# RECORDS SHOWN start

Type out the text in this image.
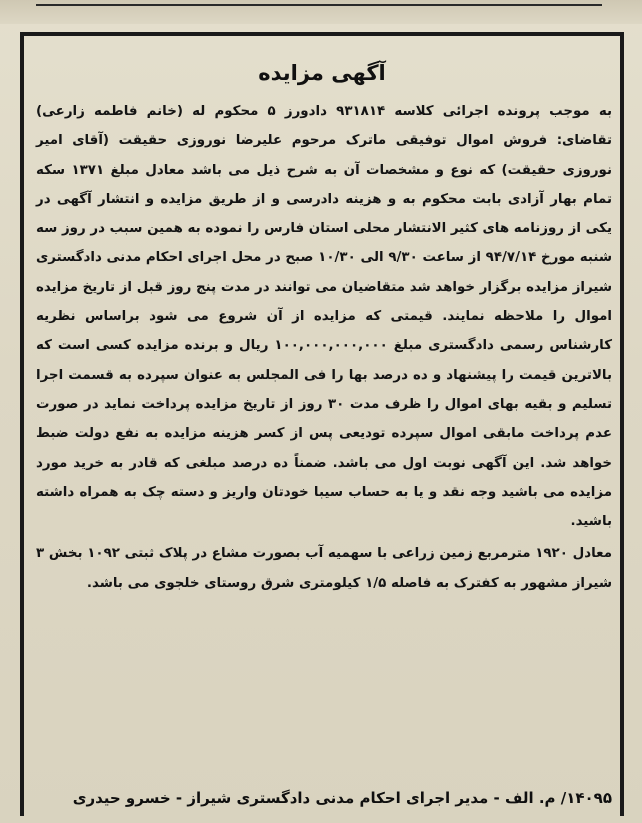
آگهی مزایده

به موجب پرونده اجرائی کلاسه ۹۳۱۸۱۴ دادورز ۵ محکوم له (خانم فاطمه زارعی) تقاضای: فروش اموال توفیقی ماترک مرحوم علیرضا نوروزی حقیقت (آقای امیر نوروزی حقیقت) که نوع و مشخصات آن به شرح ذیل می باشد معادل مبلغ ۱۳۷۱ سکه تمام بهار آزادی بابت محکوم به و هزینه دادرسی و از طریق مزایده و انتشار آگهی در یکی از روزنامه های کثیر الانتشار محلی استان فارس را نموده به همین سبب در روز سه شنبه مورخ ۹۴/۷/۱۴ از ساعت ۹/۳۰ الی ۱۰/۳۰ صبح در محل اجرای احکام مدنی دادگستری شیراز مزایده برگزار خواهد شد متقاضیان می توانند در مدت پنج روز قبل از تاریخ مزایده اموال را ملاحظه نمایند. قیمتی که مزایده از آن شروع می شود براساس نظریه کارشناس رسمی دادگستری مبلغ ۱۰۰,۰۰۰,۰۰۰,۰۰۰ ریال و برنده مزایده کسی است که بالاترین قیمت را پیشنهاد و ده درصد بها را فی المجلس به عنوان سپرده به قسمت اجرا تسلیم و بقیه بهای اموال را ظرف مدت ۳۰ روز از تاریخ مزایده پرداخت نماید در صورت عدم پرداخت مابقی اموال سپرده تودیعی پس از کسر هزینه مزایده به نفع دولت ضبط خواهد شد. این آگهی نوبت اول می باشد. ضمناً ده درصد مبلغی که قادر به خرید مورد مزایده می باشید وجه نقد و یا به حساب سیبا خودتان واریز و دسته چک به همراه داشته باشید.

معادل ۱۹۲۰ مترمربع زمین زراعی با سهمیه آب بصورت مشاع در پلاک ثبتی ۱۰۹۲ بخش ۳ شیراز مشهور به کفترک به فاصله ۱/۵ کیلومتری شرق روستای خلجوی می باشد.

۱۴۰۹۵/ م. الف - مدیر اجرای احکام مدنی دادگستری شیراز - خسرو حیدری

# RECORDS SHOWN end

▶ INSTRUCTIONS TO FOLLOW
Copy out all the records exactly, excluding pictures.

▶ RESPONSE TO THIS EXERCISE
Type out the text in this image.
آگهی مزایده

به موجب پرونده اجرائی کلاسه ۹۳۱۸۱۴ دادورز ۵ محکوم له (خانم فاطمه زارعی) تقاضای: فروش اموال توفیقی ماترک مرحوم علیرضا نوروزی حقیقت (آقای امیر نوروزی حقیقت) که نوع و مشخصات آن به شرح ذیل می باشد معادل مبلغ ۱۳۷۱ سکه تمام بهار آزادی بابت محکوم به و هزینه دادرسی و از طریق مزایده و انتشار آگهی در یکی از روزنامه های کثیر الانتشار محلی استان فارس را نموده به همین سبب در روز سه شنبه مورخ ۹۴/۷/۱۴ از ساعت ۹/۳۰ الی ۱۰/۳۰ صبح در محل اجرای احکام مدنی دادگستری شیراز مزایده برگزار خواهد شد متقاضیان می توانند در مدت پنج روز قبل از تاریخ مزایده اموال را ملاحظه نمایند. قیمتی که مزایده از آن شروع می شود براساس نظریه کارشناس رسمی دادگستری مبلغ ۱۰۰,۰۰۰,۰۰۰,۰۰۰ ریال و برنده مزایده کسی است که بالاترین قیمت را پیشنهاد و ده درصد بها را فی المجلس به عنوان سپرده به قسمت اجرا تسلیم و بقیه بهای اموال را ظرف مدت ۳۰ روز از تاریخ مزایده پرداخت نماید در صورت عدم پرداخت مابقی اموال سپرده تودیعی پس از کسر هزینه مزایده به نفع دولت ضبط خواهد شد. این آگهی نوبت اول می باشد. ضمناً ده درصد مبلغی که قادر به خرید مورد مزایده می باشید وجه نقد و یا به حساب سیبا خودتان واریز و دسته چک به همراه داشته باشید.

معادل ۱۹۲۰ مترمربع زمین زراعی با سهمیه آب بصورت مشاع در پلاک ثبتی ۱۰۹۲ بخش ۳ شیراز مشهور به کفترک به فاصله ۱/۵ کیلومتری شرق روستای خلجوی می باشد.

۱۴۰۹۵/ م. الف - مدیر اجرای احکام مدنی دادگستری شیراز - خسرو حیدری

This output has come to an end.